**Exercise instructions**
Please show each row below that contains the string "logo", copying every such line in full.

§ §

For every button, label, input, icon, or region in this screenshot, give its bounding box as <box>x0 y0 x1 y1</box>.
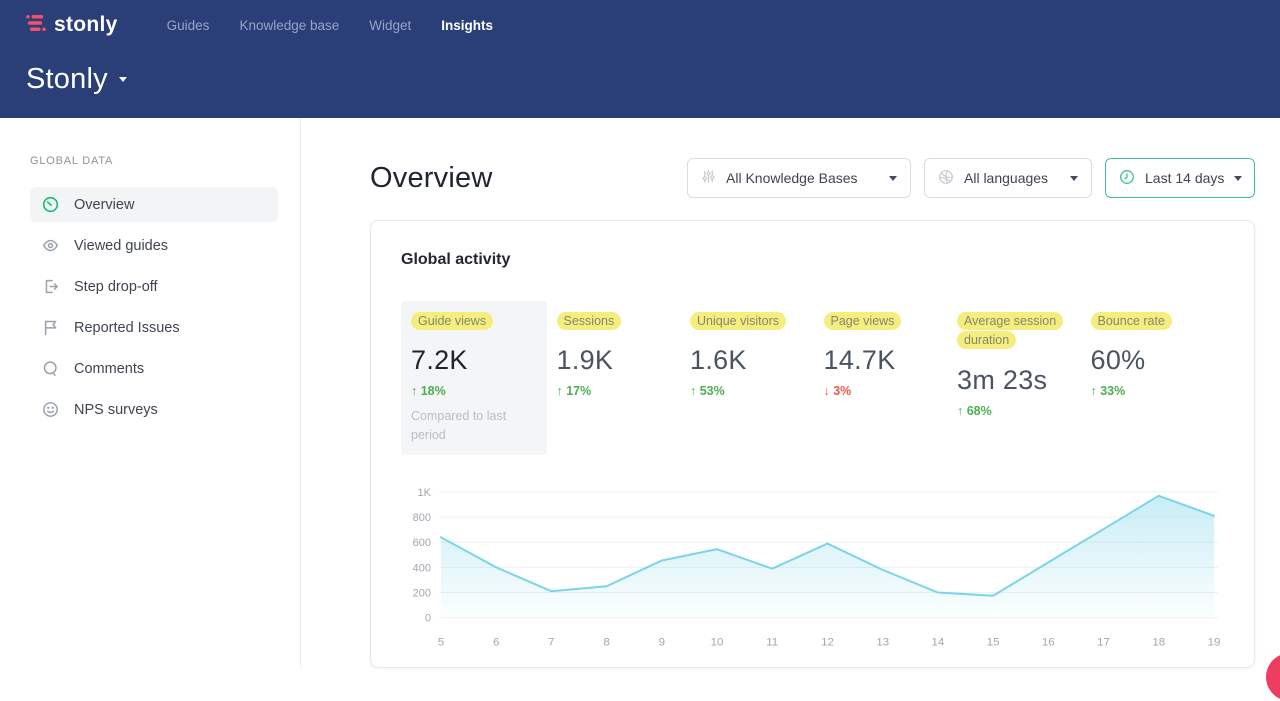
brand-logo[interactable]: stonly <box>26 13 118 37</box>
workspace-title: Stonly <box>26 63 108 96</box>
metric-value: 1.9K <box>557 345 683 376</box>
chevron-down-icon <box>119 77 127 82</box>
metric-delta: ↑ 33% <box>1091 384 1217 398</box>
workspace-selector[interactable]: Stonly <box>26 63 127 96</box>
language-filter-value: All languages <box>964 170 1060 186</box>
metric-bounce-rate[interactable]: Bounce rate 60% ↑ 33% <box>1091 301 1225 455</box>
nav-widget[interactable]: Widget <box>369 18 411 33</box>
svg-text:19: 19 <box>1208 636 1221 648</box>
sidebar-item-comments[interactable]: Comments <box>30 351 278 386</box>
metric-value: 60% <box>1091 345 1217 376</box>
exit-icon <box>42 278 59 295</box>
page-title: Overview <box>370 162 492 195</box>
metric-page-views[interactable]: Page views 14.7K ↓ 3% <box>824 301 958 455</box>
sidebar-item-label: NPS surveys <box>74 402 158 418</box>
svg-text:800: 800 <box>413 512 431 524</box>
svg-text:17: 17 <box>1097 636 1110 648</box>
metric-delta: ↑ 18% <box>411 384 537 398</box>
sidebar-section-label: GLOBAL DATA <box>30 155 278 167</box>
sidebar-item-overview[interactable]: Overview <box>30 187 278 222</box>
metric-note: Compared to last period <box>411 407 516 443</box>
sliders-icon <box>701 169 716 187</box>
language-filter[interactable]: All languages <box>924 158 1092 198</box>
global-activity-card: Global activity Guide views 7.2K ↑ 18% C… <box>370 220 1255 668</box>
eye-icon <box>42 237 59 254</box>
comment-icon <box>42 360 59 377</box>
sidebar-item-step-drop-off[interactable]: Step drop-off <box>30 269 278 304</box>
sidebar-list: Overview Viewed guides <box>30 187 278 427</box>
gauge-icon <box>42 196 59 213</box>
chevron-down-icon <box>1234 176 1242 181</box>
svg-text:400: 400 <box>413 562 431 574</box>
svg-text:1K: 1K <box>418 487 432 499</box>
app-header: stonly Guides Knowledge base Widget Insi… <box>0 0 1280 118</box>
smiley-icon <box>42 401 59 418</box>
metric-delta: ↑ 17% <box>557 384 683 398</box>
sidebar-item-label: Step drop-off <box>74 279 158 295</box>
svg-text:18: 18 <box>1152 636 1165 648</box>
card-title: Global activity <box>401 251 1224 269</box>
filters-bar: All Knowledge Bases All languages <box>687 158 1255 198</box>
sidebar-item-label: Overview <box>74 197 134 213</box>
sidebar-item-label: Comments <box>74 361 144 377</box>
svg-text:200: 200 <box>413 587 431 599</box>
metric-label: Guide views <box>411 312 493 330</box>
metric-delta: ↓ 3% <box>824 384 950 398</box>
main-content: Overview All Knowledge Bases <box>301 118 1280 667</box>
sidebar: GLOBAL DATA Overview Viewed guides <box>0 118 301 667</box>
date-range-filter-value: Last 14 days <box>1145 170 1224 186</box>
svg-text:5: 5 <box>438 636 444 648</box>
metrics-row: Guide views 7.2K ↑ 18% Compared to last … <box>401 301 1224 455</box>
metric-guide-views[interactable]: Guide views 7.2K ↑ 18% Compared to last … <box>401 301 547 455</box>
svg-text:7: 7 <box>548 636 554 648</box>
svg-text:15: 15 <box>987 636 1000 648</box>
nav-knowledge-base[interactable]: Knowledge base <box>239 18 339 33</box>
metric-delta: ↑ 68% <box>957 404 1083 418</box>
svg-text:9: 9 <box>659 636 665 648</box>
knowledge-base-filter[interactable]: All Knowledge Bases <box>687 158 911 198</box>
stonly-logo-icon <box>26 14 46 37</box>
metric-label: Bounce rate <box>1091 312 1172 330</box>
metric-label: Page views <box>824 312 902 330</box>
clock-icon <box>1119 169 1135 188</box>
brand-name: stonly <box>54 13 118 37</box>
sidebar-item-reported-issues[interactable]: Reported Issues <box>30 310 278 345</box>
metric-value: 1.6K <box>690 345 816 376</box>
chevron-down-icon <box>889 176 897 181</box>
nav-guides[interactable]: Guides <box>167 18 210 33</box>
globe-icon <box>938 169 954 188</box>
metric-label: Average session duration <box>957 312 1063 349</box>
metric-label: Unique visitors <box>690 312 786 330</box>
svg-text:13: 13 <box>876 636 889 648</box>
svg-text:600: 600 <box>413 537 431 549</box>
svg-text:12: 12 <box>821 636 834 648</box>
metric-value: 3m 23s <box>957 365 1083 396</box>
svg-text:6: 6 <box>493 636 499 648</box>
metric-unique-visitors[interactable]: Unique visitors 1.6K ↑ 53% <box>690 301 824 455</box>
sidebar-item-nps-surveys[interactable]: NPS surveys <box>30 392 278 427</box>
svg-text:16: 16 <box>1042 636 1055 648</box>
sidebar-item-viewed-guides[interactable]: Viewed guides <box>30 228 278 263</box>
nav-insights[interactable]: Insights <box>441 18 493 33</box>
sidebar-item-label: Viewed guides <box>74 238 168 254</box>
area-chart-svg: 0 200 400 600 800 1K 5 6 7 8 9 10 11 12 13 14 15 16 17 18 19 <box>401 482 1224 658</box>
svg-text:8: 8 <box>603 636 609 648</box>
knowledge-base-filter-value: All Knowledge Bases <box>726 170 879 186</box>
svg-text:14: 14 <box>932 636 945 648</box>
metric-delta: ↑ 53% <box>690 384 816 398</box>
top-nav: stonly Guides Knowledge base Widget Insi… <box>26 8 1254 42</box>
metric-avg-session-duration[interactable]: Average session duration 3m 23s ↑ 68% <box>957 301 1091 455</box>
chevron-down-icon <box>1070 176 1078 181</box>
metric-value: 14.7K <box>824 345 950 376</box>
sidebar-item-label: Reported Issues <box>74 320 180 336</box>
svg-text:10: 10 <box>711 636 724 648</box>
metric-label: Sessions <box>557 312 622 330</box>
svg-text:0: 0 <box>425 612 431 624</box>
flag-icon <box>42 319 59 336</box>
metric-value: 7.2K <box>411 345 537 376</box>
date-range-filter[interactable]: Last 14 days <box>1105 158 1255 198</box>
metric-sessions[interactable]: Sessions 1.9K ↑ 17% <box>557 301 691 455</box>
svg-text:11: 11 <box>766 636 778 648</box>
global-activity-chart: 0 200 400 600 800 1K 5 6 7 8 9 10 11 12 13 14 15 16 17 18 19 <box>401 482 1224 658</box>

§ §

**Response for this exercise**
brand-logo[interactable]: stonly <box>26 13 118 37</box>
stonly-logo-icon <box>26 14 46 37</box>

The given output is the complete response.